• _SET TASK_: Search the material for the string "已知方程", then return every line where it is found.

• _DATA FOR THIS TASK_:

BEGIN

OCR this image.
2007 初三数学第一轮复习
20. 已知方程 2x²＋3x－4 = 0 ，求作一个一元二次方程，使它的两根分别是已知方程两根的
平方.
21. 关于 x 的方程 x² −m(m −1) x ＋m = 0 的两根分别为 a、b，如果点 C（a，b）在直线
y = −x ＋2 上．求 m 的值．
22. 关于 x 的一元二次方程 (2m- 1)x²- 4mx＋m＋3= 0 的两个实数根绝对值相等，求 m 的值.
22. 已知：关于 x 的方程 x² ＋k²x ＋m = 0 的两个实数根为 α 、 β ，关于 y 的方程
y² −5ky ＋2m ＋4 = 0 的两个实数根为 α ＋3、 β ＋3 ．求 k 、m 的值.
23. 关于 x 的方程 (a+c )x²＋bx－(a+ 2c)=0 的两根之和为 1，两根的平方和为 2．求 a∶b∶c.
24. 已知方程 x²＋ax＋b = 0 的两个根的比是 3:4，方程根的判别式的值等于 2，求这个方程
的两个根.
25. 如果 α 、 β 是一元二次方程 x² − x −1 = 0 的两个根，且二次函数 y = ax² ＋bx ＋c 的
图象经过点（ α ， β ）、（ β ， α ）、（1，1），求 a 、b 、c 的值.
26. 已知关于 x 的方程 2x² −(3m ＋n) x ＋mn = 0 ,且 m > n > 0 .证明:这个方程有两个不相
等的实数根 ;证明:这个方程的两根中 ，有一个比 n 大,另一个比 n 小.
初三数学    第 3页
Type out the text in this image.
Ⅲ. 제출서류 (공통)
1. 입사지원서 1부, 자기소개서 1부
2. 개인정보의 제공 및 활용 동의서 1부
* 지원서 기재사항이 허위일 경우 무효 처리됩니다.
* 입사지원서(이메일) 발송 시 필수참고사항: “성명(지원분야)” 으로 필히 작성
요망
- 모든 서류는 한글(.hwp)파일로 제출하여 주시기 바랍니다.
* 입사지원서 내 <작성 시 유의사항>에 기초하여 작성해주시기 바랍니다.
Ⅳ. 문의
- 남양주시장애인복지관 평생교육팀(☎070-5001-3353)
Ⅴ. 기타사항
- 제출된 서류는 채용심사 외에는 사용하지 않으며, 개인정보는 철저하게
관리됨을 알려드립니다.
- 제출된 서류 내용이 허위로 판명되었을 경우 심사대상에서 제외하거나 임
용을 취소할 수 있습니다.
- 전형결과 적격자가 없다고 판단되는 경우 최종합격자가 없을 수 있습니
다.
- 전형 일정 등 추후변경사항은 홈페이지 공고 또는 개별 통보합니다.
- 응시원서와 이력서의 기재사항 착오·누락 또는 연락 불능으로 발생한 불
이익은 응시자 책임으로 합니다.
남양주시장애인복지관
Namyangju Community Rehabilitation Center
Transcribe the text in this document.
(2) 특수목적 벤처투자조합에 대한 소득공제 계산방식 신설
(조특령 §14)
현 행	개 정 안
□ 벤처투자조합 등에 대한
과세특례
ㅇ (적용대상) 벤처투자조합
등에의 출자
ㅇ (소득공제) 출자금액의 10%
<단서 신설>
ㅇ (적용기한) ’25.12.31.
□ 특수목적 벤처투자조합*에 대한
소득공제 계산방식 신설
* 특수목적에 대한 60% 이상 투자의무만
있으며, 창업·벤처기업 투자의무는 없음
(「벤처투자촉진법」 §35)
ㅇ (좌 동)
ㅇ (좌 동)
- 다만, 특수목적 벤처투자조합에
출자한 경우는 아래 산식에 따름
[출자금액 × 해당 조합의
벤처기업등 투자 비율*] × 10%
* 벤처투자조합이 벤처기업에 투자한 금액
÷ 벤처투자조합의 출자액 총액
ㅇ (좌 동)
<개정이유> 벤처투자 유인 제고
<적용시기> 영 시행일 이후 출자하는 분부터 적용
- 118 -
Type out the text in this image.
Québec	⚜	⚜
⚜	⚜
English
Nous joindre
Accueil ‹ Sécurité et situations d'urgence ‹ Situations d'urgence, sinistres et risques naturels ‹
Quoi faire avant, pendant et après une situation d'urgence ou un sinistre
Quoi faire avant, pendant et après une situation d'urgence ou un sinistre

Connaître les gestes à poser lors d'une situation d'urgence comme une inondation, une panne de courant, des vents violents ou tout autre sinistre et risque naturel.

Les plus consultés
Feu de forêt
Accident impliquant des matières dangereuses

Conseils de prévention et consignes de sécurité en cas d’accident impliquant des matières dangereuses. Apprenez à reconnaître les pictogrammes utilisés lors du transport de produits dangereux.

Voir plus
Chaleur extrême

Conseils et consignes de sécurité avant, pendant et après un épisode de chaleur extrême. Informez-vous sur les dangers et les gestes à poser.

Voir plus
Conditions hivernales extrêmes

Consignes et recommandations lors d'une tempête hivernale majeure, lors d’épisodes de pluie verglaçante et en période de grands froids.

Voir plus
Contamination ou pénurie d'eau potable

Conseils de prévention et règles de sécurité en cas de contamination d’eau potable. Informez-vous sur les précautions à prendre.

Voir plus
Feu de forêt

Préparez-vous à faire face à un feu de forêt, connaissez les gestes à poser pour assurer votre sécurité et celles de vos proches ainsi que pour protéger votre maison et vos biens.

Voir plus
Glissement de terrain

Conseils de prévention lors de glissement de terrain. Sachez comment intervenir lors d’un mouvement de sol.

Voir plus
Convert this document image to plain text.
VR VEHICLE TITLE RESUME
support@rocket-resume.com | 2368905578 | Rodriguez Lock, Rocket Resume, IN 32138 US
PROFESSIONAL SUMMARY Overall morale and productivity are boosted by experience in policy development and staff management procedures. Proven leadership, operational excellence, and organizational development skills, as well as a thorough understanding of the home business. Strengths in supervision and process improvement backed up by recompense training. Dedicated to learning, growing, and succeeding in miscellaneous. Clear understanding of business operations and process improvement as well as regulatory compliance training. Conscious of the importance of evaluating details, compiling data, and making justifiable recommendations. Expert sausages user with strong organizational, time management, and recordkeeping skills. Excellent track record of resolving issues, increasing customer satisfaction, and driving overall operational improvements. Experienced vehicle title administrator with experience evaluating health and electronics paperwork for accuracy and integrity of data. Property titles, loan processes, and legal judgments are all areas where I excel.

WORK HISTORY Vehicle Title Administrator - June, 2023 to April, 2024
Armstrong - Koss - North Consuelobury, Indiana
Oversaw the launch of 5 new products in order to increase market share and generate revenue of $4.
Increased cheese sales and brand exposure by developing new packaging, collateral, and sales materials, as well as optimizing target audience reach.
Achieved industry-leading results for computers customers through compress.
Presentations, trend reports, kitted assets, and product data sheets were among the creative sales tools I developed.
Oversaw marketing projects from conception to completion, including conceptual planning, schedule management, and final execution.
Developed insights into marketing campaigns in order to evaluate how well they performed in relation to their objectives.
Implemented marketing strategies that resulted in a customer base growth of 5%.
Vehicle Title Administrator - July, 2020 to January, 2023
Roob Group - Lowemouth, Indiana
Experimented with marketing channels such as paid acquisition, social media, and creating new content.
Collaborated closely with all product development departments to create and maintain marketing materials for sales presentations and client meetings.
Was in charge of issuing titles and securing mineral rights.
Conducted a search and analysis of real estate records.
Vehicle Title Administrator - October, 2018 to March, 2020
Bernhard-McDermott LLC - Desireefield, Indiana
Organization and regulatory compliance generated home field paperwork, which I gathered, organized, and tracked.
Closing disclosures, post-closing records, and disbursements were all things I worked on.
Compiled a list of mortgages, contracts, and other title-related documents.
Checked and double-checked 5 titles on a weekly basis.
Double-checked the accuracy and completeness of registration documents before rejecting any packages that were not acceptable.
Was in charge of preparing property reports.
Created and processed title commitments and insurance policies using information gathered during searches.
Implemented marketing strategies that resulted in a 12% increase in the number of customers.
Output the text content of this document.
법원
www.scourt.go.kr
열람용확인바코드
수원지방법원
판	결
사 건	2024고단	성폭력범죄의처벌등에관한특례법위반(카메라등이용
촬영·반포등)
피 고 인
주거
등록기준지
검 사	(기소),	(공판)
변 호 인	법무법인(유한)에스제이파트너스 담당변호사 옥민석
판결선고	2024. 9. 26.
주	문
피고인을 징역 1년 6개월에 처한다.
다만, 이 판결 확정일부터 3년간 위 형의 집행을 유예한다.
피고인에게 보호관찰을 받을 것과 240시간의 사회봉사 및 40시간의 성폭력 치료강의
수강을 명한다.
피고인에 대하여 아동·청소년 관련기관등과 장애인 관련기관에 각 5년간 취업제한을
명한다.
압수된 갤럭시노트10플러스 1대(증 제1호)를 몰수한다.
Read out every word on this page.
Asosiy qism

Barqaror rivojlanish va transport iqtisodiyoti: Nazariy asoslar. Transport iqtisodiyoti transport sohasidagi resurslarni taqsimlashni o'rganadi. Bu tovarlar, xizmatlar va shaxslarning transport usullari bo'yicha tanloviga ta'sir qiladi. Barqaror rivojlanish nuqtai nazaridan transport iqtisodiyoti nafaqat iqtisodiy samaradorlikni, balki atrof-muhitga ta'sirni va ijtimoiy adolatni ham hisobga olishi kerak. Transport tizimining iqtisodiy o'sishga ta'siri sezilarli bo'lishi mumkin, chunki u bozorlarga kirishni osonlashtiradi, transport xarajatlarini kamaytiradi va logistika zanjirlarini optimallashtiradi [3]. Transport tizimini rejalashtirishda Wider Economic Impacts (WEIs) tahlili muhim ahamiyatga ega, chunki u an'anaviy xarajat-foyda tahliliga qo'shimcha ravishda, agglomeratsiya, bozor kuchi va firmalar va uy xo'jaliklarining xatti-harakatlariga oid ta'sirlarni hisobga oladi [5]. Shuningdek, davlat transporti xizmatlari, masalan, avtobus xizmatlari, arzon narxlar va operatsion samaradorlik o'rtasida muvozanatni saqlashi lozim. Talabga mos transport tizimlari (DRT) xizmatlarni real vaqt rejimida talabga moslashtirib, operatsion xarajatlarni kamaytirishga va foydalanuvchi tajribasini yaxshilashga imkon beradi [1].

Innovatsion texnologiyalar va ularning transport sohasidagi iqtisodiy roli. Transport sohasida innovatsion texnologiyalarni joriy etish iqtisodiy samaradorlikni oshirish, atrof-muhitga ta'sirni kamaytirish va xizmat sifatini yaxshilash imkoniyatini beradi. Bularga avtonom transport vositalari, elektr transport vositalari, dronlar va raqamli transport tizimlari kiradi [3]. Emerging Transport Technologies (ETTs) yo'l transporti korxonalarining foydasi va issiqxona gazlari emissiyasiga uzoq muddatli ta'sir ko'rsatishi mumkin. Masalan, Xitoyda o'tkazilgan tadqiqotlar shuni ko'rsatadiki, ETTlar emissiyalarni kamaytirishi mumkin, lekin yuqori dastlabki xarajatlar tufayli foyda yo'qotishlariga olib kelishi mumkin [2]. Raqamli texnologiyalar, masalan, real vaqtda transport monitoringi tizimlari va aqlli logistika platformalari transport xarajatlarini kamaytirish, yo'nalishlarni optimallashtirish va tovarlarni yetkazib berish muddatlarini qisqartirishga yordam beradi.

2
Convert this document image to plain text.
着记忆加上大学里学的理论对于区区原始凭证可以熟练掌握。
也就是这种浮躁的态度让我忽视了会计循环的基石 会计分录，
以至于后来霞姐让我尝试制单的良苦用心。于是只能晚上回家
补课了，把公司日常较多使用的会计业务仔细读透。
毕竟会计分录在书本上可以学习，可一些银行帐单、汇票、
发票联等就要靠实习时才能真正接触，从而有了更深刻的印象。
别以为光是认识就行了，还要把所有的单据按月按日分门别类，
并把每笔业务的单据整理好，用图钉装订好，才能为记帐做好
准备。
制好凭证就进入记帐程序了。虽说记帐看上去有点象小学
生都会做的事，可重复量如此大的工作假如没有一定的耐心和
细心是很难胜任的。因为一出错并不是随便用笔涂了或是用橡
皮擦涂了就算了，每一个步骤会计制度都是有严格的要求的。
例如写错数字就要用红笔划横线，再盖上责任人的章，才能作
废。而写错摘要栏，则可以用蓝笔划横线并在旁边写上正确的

END

• _WORKED ANSWER_:
20. 已知方程 2x²＋3x－4 = 0 ，求作一个一元二次方程，使它的两根分别是已知方程两根的
24. 已知方程 x²＋ax＋b = 0 的两个根的比是 3:4，方程根的判别式的值等于 2，求这个方程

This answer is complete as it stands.